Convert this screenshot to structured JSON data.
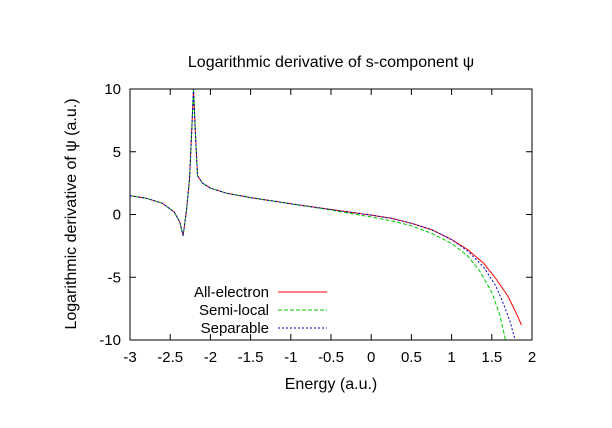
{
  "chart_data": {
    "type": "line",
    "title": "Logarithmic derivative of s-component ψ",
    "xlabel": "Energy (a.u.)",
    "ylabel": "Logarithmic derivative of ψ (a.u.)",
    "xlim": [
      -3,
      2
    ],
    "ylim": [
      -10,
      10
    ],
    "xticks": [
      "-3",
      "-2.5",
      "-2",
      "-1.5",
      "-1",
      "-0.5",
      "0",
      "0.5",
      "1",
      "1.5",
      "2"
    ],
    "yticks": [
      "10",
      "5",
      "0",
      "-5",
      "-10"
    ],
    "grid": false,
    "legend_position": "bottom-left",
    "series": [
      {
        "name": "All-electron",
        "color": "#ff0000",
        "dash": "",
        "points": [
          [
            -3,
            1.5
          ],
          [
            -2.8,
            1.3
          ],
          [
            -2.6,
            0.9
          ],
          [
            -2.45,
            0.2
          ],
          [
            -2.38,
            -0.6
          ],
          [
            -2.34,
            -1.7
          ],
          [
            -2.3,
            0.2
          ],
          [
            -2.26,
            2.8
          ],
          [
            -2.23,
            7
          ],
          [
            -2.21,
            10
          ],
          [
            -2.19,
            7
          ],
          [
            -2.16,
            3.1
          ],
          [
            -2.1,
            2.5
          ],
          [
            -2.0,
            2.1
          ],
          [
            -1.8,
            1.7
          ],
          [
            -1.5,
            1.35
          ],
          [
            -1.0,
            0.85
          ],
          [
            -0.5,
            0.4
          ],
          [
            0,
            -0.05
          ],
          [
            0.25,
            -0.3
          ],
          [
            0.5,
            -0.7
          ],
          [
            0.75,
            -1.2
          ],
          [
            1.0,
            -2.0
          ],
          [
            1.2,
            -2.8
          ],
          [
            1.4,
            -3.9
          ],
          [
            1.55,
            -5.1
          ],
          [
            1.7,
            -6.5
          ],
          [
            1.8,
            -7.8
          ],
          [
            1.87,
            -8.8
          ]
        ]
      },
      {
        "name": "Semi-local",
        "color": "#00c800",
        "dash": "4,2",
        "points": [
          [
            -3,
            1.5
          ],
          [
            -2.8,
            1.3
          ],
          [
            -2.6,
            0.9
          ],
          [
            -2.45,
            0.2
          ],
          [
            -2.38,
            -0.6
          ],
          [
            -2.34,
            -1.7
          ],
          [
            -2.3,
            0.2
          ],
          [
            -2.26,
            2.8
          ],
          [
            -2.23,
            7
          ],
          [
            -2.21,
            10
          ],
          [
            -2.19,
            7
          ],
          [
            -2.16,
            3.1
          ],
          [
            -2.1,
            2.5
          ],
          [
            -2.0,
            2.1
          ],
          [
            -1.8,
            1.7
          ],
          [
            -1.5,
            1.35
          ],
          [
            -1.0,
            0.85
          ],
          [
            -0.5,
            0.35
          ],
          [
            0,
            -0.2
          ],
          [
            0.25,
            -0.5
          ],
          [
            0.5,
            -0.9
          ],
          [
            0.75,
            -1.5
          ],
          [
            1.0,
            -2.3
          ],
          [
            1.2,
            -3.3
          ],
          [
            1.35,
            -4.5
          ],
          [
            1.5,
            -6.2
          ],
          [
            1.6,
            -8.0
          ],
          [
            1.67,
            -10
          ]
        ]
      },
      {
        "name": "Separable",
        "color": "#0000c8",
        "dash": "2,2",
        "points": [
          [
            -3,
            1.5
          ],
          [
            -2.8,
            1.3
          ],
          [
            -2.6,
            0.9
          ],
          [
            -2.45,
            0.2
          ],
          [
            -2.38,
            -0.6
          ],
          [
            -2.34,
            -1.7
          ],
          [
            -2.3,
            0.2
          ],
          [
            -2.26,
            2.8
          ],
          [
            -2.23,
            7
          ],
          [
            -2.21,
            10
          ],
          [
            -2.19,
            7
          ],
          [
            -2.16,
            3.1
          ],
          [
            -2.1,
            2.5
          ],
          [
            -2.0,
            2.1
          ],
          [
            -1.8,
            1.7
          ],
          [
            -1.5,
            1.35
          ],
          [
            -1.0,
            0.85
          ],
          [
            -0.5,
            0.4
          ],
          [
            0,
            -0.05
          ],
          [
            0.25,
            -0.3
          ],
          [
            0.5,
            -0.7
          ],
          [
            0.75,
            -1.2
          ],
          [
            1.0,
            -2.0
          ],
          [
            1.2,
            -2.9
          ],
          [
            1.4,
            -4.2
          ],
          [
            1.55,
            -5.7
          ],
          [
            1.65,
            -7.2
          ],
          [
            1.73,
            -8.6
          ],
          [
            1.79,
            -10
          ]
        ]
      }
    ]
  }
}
┄┄┄┄┄┄
- INSTRUCTIONS TO FOLLOW: Print out every entry above without changing a word, and leave out the pictures.

- RESPONSE TO THIS EXERCISE:
Convert this screenshot to structured JSON data.
{
  "chart_data": {
    "type": "line",
    "title": "Logarithmic derivative of s-component ψ",
    "xlabel": "Energy (a.u.)",
    "ylabel": "Logarithmic derivative of ψ (a.u.)",
    "xlim": [
      -3,
      2
    ],
    "ylim": [
      -10,
      10
    ],
    "xticks": [
      "-3",
      "-2.5",
      "-2",
      "-1.5",
      "-1",
      "-0.5",
      "0",
      "0.5",
      "1",
      "1.5",
      "2"
    ],
    "yticks": [
      "10",
      "5",
      "0",
      "-5",
      "-10"
    ],
    "grid": false,
    "legend_position": "bottom-left",
    "series": [
      {
        "name": "All-electron",
        "color": "#ff0000",
        "dash": "",
        "points": [
          [
            -3,
            1.5
          ],
          [
            -2.8,
            1.3
          ],
          [
            -2.6,
            0.9
          ],
          [
            -2.45,
            0.2
          ],
          [
            -2.38,
            -0.6
          ],
          [
            -2.34,
            -1.7
          ],
          [
            -2.3,
            0.2
          ],
          [
            -2.26,
            2.8
          ],
          [
            -2.23,
            7
          ],
          [
            -2.21,
            10
          ],
          [
            -2.19,
            7
          ],
          [
            -2.16,
            3.1
          ],
          [
            -2.1,
            2.5
          ],
          [
            -2.0,
            2.1
          ],
          [
            -1.8,
            1.7
          ],
          [
            -1.5,
            1.35
          ],
          [
            -1.0,
            0.85
          ],
          [
            -0.5,
            0.4
          ],
          [
            0,
            -0.05
          ],
          [
            0.25,
            -0.3
          ],
          [
            0.5,
            -0.7
          ],
          [
            0.75,
            -1.2
          ],
          [
            1.0,
            -2.0
          ],
          [
            1.2,
            -2.8
          ],
          [
            1.4,
            -3.9
          ],
          [
            1.55,
            -5.1
          ],
          [
            1.7,
            -6.5
          ],
          [
            1.8,
            -7.8
          ],
          [
            1.87,
            -8.8
          ]
        ]
      },
      {
        "name": "Semi-local",
        "color": "#00c800",
        "dash": "4,2",
        "points": [
          [
            -3,
            1.5
          ],
          [
            -2.8,
            1.3
          ],
          [
            -2.6,
            0.9
          ],
          [
            -2.45,
            0.2
          ],
          [
            -2.38,
            -0.6
          ],
          [
            -2.34,
            -1.7
          ],
          [
            -2.3,
            0.2
          ],
          [
            -2.26,
            2.8
          ],
          [
            -2.23,
            7
          ],
          [
            -2.21,
            10
          ],
          [
            -2.19,
            7
          ],
          [
            -2.16,
            3.1
          ],
          [
            -2.1,
            2.5
          ],
          [
            -2.0,
            2.1
          ],
          [
            -1.8,
            1.7
          ],
          [
            -1.5,
            1.35
          ],
          [
            -1.0,
            0.85
          ],
          [
            -0.5,
            0.35
          ],
          [
            0,
            -0.2
          ],
          [
            0.25,
            -0.5
          ],
          [
            0.5,
            -0.9
          ],
          [
            0.75,
            -1.5
          ],
          [
            1.0,
            -2.3
          ],
          [
            1.2,
            -3.3
          ],
          [
            1.35,
            -4.5
          ],
          [
            1.5,
            -6.2
          ],
          [
            1.6,
            -8.0
          ],
          [
            1.67,
            -10
          ]
        ]
      },
      {
        "name": "Separable",
        "color": "#0000c8",
        "dash": "2,2",
        "points": [
          [
            -3,
            1.5
          ],
          [
            -2.8,
            1.3
          ],
          [
            -2.6,
            0.9
          ],
          [
            -2.45,
            0.2
          ],
          [
            -2.38,
            -0.6
          ],
          [
            -2.34,
            -1.7
          ],
          [
            -2.3,
            0.2
          ],
          [
            -2.26,
            2.8
          ],
          [
            -2.23,
            7
          ],
          [
            -2.21,
            10
          ],
          [
            -2.19,
            7
          ],
          [
            -2.16,
            3.1
          ],
          [
            -2.1,
            2.5
          ],
          [
            -2.0,
            2.1
          ],
          [
            -1.8,
            1.7
          ],
          [
            -1.5,
            1.35
          ],
          [
            -1.0,
            0.85
          ],
          [
            -0.5,
            0.4
          ],
          [
            0,
            -0.05
          ],
          [
            0.25,
            -0.3
          ],
          [
            0.5,
            -0.7
          ],
          [
            0.75,
            -1.2
          ],
          [
            1.0,
            -2.0
          ],
          [
            1.2,
            -2.9
          ],
          [
            1.4,
            -4.2
          ],
          [
            1.55,
            -5.7
          ],
          [
            1.65,
            -7.2
          ],
          [
            1.73,
            -8.6
          ],
          [
            1.79,
            -10
          ]
        ]
      }
    ]
  }
}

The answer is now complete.